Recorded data
────────

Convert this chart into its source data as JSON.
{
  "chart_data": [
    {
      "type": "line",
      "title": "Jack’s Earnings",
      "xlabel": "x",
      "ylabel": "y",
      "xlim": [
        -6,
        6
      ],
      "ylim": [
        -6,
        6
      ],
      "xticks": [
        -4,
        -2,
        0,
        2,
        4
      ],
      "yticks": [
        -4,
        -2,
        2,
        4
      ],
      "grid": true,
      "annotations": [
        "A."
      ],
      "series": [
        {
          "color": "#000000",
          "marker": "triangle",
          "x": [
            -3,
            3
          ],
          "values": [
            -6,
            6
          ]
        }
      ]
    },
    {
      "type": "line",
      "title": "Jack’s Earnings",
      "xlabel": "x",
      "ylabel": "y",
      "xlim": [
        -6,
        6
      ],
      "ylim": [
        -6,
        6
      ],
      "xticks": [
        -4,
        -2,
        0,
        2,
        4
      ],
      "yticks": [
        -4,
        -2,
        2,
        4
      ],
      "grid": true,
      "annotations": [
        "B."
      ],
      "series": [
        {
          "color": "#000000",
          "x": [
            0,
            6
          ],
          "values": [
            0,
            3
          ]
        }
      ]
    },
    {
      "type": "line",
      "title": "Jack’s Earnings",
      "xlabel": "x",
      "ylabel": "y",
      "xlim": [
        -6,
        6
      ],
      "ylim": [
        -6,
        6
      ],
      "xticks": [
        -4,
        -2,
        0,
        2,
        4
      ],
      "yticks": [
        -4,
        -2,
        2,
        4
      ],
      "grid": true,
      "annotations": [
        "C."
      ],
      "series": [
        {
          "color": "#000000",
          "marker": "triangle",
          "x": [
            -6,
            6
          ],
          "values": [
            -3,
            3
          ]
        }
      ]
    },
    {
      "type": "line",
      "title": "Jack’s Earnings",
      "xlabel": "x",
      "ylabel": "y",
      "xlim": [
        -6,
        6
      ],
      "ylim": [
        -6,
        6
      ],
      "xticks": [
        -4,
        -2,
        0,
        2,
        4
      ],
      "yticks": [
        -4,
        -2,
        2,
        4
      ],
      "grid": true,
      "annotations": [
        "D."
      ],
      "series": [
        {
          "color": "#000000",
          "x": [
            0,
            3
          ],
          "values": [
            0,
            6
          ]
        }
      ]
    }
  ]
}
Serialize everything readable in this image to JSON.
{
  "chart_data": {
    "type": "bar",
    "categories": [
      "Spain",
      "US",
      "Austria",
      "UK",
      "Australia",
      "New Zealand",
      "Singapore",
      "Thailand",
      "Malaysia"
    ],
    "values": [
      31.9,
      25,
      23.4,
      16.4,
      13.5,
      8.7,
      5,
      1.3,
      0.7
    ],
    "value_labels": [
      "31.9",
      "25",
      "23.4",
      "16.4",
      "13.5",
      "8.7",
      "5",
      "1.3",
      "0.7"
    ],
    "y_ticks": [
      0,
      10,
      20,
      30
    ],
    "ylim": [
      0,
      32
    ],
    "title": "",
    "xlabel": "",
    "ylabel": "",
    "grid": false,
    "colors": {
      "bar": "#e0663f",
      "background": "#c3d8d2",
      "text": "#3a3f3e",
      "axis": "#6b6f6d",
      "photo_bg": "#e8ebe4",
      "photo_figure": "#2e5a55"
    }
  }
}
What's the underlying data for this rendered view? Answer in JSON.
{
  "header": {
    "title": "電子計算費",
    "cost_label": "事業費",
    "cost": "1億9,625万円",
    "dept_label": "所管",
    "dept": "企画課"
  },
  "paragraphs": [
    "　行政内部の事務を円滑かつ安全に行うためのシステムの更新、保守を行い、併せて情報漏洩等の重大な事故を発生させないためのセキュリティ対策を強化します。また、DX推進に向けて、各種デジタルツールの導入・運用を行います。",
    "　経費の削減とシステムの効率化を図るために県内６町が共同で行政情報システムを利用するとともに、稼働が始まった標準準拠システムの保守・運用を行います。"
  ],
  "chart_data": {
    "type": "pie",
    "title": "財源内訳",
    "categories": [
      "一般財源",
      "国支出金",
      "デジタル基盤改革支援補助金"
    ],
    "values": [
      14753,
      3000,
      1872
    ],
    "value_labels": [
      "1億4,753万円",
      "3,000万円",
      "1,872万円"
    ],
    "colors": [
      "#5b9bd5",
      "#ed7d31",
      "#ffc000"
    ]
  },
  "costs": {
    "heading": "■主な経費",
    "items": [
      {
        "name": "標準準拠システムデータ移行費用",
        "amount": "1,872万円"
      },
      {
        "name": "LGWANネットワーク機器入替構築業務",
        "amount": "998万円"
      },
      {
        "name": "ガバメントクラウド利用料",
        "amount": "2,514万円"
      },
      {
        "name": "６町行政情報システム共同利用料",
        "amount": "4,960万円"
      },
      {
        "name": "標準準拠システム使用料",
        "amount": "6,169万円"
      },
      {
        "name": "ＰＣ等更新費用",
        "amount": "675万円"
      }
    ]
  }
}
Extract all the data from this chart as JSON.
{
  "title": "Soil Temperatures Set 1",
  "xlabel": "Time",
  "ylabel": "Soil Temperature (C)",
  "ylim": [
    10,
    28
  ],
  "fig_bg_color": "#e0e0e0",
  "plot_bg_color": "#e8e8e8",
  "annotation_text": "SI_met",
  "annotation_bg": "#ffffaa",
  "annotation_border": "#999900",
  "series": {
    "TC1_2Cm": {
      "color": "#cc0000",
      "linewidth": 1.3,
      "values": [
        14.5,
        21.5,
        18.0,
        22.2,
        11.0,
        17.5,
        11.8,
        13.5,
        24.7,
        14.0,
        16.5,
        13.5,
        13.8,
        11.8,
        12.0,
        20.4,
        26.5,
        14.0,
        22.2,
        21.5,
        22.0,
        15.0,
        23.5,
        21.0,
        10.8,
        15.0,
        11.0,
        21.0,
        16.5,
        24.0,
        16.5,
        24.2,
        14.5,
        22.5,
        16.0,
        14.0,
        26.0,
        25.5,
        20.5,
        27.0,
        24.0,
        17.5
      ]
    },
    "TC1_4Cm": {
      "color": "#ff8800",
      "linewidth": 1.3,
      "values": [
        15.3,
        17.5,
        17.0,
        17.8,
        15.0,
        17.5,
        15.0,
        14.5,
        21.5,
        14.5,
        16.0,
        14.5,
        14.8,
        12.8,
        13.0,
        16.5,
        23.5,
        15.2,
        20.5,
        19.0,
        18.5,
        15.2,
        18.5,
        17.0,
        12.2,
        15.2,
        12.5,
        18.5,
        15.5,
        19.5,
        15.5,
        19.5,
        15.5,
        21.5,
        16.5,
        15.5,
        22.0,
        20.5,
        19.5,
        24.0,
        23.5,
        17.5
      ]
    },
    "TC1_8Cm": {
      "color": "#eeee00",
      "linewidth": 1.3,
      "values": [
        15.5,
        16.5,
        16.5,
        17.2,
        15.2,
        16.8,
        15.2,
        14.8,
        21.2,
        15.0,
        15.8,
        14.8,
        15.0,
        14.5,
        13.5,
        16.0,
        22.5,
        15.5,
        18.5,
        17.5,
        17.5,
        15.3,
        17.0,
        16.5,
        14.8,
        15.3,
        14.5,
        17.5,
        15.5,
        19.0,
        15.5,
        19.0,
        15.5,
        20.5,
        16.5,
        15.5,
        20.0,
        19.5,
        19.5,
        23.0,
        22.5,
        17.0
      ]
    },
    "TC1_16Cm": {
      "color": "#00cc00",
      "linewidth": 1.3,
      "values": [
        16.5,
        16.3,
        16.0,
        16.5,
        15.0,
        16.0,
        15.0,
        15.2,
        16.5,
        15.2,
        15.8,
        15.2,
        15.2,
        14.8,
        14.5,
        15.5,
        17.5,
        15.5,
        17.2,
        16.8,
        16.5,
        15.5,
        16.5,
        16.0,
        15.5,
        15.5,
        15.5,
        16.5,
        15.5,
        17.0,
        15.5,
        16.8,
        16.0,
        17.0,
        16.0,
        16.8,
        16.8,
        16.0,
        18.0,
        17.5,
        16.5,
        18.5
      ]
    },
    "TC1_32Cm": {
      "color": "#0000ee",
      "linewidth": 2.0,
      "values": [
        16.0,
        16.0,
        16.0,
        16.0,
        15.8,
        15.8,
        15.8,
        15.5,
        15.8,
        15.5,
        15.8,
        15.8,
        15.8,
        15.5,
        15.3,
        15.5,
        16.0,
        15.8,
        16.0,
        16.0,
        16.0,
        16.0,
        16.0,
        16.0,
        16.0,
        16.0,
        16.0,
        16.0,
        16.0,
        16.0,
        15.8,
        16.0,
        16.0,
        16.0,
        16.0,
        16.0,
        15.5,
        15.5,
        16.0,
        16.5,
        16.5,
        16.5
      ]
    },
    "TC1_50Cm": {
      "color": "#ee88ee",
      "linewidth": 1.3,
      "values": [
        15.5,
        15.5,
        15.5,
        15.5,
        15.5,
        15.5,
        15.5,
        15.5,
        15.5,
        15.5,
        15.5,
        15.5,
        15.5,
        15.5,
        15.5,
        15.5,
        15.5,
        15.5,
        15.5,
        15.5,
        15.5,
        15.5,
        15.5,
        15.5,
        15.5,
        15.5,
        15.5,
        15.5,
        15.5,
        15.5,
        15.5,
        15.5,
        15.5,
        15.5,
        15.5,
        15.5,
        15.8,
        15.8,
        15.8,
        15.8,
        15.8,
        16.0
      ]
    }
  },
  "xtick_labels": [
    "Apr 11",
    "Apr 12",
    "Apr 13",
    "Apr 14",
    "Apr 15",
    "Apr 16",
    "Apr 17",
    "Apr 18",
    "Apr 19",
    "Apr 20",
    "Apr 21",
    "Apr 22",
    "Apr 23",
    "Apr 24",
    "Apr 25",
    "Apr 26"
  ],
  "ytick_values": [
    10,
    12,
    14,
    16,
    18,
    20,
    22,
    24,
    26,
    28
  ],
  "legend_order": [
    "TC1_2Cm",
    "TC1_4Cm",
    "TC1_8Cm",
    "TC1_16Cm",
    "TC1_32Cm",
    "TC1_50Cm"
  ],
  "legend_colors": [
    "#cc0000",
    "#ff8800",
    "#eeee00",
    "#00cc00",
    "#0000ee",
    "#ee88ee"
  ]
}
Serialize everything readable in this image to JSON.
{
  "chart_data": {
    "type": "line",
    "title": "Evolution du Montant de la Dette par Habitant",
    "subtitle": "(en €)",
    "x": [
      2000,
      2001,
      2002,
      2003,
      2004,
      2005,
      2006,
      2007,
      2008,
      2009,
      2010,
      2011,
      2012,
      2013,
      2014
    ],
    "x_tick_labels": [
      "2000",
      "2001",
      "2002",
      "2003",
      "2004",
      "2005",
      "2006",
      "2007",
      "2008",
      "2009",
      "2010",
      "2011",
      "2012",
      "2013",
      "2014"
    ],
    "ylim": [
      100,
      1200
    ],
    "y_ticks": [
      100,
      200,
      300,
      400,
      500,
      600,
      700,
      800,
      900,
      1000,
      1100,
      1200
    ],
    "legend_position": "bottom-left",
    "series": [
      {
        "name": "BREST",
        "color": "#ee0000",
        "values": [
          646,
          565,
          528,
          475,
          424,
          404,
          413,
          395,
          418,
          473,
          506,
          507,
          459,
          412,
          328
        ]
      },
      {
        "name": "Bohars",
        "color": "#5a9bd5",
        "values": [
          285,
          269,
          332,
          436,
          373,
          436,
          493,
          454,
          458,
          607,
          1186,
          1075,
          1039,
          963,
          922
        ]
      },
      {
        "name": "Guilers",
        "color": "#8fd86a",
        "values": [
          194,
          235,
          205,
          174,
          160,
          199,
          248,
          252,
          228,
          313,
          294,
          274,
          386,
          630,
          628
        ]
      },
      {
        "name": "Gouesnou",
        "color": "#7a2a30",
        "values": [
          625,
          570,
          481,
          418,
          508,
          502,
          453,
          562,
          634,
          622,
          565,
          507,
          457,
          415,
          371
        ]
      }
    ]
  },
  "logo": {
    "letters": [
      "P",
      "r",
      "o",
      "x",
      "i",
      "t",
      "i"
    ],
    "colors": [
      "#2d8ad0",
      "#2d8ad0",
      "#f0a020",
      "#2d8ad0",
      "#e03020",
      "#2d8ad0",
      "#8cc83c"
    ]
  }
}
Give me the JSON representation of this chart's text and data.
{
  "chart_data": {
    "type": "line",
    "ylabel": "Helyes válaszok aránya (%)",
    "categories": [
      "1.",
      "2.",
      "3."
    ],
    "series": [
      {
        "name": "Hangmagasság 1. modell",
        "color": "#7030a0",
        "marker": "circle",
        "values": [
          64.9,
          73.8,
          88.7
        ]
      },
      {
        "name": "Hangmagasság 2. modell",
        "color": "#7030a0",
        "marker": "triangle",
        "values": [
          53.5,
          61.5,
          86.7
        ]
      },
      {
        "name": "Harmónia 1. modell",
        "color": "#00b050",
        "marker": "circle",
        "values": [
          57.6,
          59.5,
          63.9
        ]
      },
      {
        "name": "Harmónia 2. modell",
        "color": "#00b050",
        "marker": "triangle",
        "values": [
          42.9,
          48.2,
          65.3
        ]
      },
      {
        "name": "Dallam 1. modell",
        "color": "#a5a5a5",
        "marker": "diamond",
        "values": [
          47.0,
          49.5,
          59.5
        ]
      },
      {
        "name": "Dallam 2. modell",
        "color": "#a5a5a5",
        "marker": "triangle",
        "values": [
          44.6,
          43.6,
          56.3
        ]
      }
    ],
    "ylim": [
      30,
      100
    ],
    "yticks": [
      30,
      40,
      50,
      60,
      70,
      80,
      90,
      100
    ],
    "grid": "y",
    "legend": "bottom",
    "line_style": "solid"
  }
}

────────

● WHAT YOU NEED TO DO: Going through the entries above line by line, work out how many lines include the word "Soil". Only the number is required.

● EXPECTED OUTPUT: 2